#### 読む文章
• • •

お風呂掃除の決定版!プロが教える効率的な手順と汚れを溜めないコツ
毎日使うお風呂は、家の中でも特に汚れが溜まりやすい場所ですよね。「掃除をしてもすぐにカビが生える」「水垢がなかなか落ちない」と悩んでいる方も多いのではないでしょうか。
お風呂掃除の基本は、汚れの種類に合わせた適切なアプローチと、効率的な掃除の順番を守ることです。この記事では、初心者の方でも迷わず、短時間でピカピカに仕上げるための「正しいお風呂掃除の手順」を詳しく解説します。
なぜお風呂掃除は「順番」が重要なのか?
お風呂には「皮脂汚れ」「石鹸カス」「水垢」「カビ」といった、性質の異なる汚れが混在しています。これらを闇雲に擦っても、汚れが広がってしまったり、二度手間になってしまったりすることがあります。
上から下へ、そして汚れの性質に合わせた洗剤の使い分けをマスターすることで、驚くほどスムーズに掃除が終わります。
1. 掃除を始める前の準備と安全対策
まずは効率よく進めるための準備を整えましょう。

• • •

#### 元データ
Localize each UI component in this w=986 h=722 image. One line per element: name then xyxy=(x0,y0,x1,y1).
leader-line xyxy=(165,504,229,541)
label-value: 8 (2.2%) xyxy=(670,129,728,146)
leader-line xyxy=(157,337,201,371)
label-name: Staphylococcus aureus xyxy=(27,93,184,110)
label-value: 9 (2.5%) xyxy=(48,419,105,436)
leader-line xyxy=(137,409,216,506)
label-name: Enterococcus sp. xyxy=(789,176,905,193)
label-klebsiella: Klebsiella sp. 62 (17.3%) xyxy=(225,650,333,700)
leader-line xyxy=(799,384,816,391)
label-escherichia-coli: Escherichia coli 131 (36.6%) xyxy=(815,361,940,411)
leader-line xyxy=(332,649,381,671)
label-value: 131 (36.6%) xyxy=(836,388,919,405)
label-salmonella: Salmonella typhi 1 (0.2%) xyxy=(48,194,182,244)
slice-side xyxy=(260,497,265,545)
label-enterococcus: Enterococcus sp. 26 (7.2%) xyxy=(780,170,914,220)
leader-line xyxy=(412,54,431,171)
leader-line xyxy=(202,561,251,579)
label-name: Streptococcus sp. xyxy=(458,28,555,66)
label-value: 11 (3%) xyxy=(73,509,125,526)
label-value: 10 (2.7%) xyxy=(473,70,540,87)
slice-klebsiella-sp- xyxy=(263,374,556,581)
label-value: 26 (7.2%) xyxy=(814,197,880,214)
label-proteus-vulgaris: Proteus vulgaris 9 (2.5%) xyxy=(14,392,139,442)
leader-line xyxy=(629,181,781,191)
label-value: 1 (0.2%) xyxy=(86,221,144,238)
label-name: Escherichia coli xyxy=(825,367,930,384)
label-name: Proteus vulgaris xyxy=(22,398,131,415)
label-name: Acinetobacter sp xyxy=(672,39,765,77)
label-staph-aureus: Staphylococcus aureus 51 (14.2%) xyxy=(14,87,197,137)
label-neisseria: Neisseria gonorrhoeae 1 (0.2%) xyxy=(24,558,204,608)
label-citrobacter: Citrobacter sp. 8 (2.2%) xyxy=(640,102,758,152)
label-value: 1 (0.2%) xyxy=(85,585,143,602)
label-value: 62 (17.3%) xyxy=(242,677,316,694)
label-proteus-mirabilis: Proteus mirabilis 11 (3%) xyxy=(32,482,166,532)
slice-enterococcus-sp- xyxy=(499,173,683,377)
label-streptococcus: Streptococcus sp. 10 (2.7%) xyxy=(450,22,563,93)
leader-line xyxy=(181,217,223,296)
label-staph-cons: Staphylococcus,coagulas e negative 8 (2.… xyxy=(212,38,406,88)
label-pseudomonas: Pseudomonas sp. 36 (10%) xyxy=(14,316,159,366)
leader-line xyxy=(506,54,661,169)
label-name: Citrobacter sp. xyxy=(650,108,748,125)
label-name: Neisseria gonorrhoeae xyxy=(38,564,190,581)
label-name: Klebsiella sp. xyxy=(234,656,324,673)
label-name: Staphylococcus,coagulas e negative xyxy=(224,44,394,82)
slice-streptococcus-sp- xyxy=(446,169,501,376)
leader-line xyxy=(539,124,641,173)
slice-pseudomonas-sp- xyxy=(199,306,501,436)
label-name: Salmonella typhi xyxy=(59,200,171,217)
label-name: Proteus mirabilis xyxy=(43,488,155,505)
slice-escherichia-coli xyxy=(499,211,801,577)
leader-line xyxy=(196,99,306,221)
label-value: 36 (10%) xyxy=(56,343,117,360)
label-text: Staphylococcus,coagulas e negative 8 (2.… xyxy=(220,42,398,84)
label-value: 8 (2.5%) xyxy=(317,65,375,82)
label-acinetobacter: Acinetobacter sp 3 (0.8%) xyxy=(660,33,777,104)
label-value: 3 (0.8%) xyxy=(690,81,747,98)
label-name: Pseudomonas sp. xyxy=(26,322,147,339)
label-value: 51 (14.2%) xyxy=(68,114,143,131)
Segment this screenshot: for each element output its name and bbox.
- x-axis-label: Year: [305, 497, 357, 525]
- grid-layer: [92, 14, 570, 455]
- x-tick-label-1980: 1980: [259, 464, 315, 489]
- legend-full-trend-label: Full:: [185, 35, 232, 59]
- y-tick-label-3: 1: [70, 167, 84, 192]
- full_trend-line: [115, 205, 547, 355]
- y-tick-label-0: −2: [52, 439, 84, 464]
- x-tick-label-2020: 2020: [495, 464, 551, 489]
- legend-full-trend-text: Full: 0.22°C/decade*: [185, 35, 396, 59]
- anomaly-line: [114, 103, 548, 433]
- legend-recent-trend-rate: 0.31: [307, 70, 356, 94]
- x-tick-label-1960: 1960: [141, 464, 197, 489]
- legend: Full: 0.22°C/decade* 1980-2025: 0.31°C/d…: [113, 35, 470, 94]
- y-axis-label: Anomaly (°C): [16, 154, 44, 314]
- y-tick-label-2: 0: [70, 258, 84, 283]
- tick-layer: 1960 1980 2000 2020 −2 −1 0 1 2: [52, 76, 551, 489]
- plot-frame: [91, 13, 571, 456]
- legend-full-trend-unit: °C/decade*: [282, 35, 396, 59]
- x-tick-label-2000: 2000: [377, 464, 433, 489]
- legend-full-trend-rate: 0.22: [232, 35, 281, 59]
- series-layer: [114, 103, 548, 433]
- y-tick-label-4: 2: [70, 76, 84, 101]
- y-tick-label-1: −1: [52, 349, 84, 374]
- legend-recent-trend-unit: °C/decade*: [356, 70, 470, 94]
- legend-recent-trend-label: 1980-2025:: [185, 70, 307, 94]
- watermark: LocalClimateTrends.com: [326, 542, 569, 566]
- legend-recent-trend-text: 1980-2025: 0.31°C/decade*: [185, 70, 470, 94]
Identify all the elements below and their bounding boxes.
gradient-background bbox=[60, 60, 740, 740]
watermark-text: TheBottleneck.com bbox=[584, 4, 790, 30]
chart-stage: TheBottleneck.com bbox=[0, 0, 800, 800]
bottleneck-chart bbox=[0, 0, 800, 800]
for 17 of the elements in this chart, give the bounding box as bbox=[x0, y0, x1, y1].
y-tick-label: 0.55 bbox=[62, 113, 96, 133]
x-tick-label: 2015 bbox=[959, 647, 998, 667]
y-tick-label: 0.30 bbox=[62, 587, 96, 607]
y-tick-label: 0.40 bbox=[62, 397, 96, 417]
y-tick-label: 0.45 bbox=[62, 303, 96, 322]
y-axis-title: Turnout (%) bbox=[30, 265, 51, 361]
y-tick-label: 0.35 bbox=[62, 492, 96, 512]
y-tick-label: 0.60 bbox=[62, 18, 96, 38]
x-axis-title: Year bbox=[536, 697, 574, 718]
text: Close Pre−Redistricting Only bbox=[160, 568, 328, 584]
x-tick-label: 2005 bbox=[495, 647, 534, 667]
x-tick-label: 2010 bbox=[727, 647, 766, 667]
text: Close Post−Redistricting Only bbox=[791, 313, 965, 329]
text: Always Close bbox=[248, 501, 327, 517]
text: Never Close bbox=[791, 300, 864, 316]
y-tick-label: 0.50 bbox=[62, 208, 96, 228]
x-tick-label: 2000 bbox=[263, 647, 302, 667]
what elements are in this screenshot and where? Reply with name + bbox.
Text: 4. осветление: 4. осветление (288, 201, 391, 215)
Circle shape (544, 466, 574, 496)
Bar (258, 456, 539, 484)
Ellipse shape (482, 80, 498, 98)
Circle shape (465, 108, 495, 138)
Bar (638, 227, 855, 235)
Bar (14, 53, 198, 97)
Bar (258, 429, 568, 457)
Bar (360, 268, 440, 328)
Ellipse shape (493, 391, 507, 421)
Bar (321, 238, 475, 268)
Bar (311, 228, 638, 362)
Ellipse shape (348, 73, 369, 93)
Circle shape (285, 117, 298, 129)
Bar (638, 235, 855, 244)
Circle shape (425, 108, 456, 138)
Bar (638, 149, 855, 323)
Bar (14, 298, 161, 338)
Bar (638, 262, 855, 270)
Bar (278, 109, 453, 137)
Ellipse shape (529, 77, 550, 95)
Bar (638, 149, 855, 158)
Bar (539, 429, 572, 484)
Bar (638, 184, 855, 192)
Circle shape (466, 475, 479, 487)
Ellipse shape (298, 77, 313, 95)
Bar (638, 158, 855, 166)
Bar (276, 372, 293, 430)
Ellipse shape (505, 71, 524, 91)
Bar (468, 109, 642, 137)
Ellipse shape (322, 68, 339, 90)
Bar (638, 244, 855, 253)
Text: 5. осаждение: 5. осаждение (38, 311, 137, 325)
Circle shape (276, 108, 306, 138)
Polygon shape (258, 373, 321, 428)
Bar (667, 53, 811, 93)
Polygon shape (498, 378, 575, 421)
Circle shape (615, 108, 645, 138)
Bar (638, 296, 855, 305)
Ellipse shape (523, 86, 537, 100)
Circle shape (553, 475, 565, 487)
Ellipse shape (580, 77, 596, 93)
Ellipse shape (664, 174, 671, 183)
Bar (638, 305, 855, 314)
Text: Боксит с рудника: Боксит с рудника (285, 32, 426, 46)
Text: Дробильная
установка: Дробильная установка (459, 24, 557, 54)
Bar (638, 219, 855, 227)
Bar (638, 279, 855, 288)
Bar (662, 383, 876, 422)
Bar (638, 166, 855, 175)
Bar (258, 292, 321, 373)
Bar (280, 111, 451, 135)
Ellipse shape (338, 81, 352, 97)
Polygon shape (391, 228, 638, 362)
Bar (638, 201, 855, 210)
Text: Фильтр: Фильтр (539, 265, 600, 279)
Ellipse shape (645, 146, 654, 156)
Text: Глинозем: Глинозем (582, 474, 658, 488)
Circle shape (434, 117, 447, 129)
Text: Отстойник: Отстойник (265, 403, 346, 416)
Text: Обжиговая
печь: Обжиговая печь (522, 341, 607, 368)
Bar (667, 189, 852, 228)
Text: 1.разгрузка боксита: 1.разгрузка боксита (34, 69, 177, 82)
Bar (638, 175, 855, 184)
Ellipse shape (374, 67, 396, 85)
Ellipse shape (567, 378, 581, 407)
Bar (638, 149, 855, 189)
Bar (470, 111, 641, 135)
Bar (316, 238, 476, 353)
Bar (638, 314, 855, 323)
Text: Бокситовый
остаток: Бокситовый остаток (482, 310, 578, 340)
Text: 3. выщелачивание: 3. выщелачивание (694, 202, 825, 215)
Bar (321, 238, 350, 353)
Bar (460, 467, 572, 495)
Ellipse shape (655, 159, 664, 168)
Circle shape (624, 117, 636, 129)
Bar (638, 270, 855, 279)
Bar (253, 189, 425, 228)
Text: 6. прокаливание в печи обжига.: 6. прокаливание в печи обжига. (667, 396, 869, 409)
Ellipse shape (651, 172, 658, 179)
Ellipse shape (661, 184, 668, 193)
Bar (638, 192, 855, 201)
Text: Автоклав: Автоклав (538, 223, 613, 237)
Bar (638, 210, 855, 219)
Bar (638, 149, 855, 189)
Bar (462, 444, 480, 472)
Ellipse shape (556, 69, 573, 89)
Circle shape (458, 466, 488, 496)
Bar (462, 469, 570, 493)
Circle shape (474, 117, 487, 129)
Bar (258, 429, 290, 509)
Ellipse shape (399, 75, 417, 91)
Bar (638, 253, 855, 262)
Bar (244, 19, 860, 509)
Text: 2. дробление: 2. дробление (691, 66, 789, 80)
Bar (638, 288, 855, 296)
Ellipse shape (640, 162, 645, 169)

• • •

#### 課題のねらい
お風呂掃除の記事について、次の問いに答えなさい。
(a) お風呂に混在している汚れとして、どのような四種類が挙げられているか。
(b) お風呂掃除の基本は、何と何を守ることだと述べられているか。
(c) 掃除を進める方向は、どちらからどちらへとされているか。

#### 解答欄
(a) 皮脂汚れ、石鹸カス、水垢、カビの四種類である。
(b) 汚れの種類に合わせた適切なアプローチと、効率的な掃除の順番を守ることである。
(c) 上から下へ進めるとされている。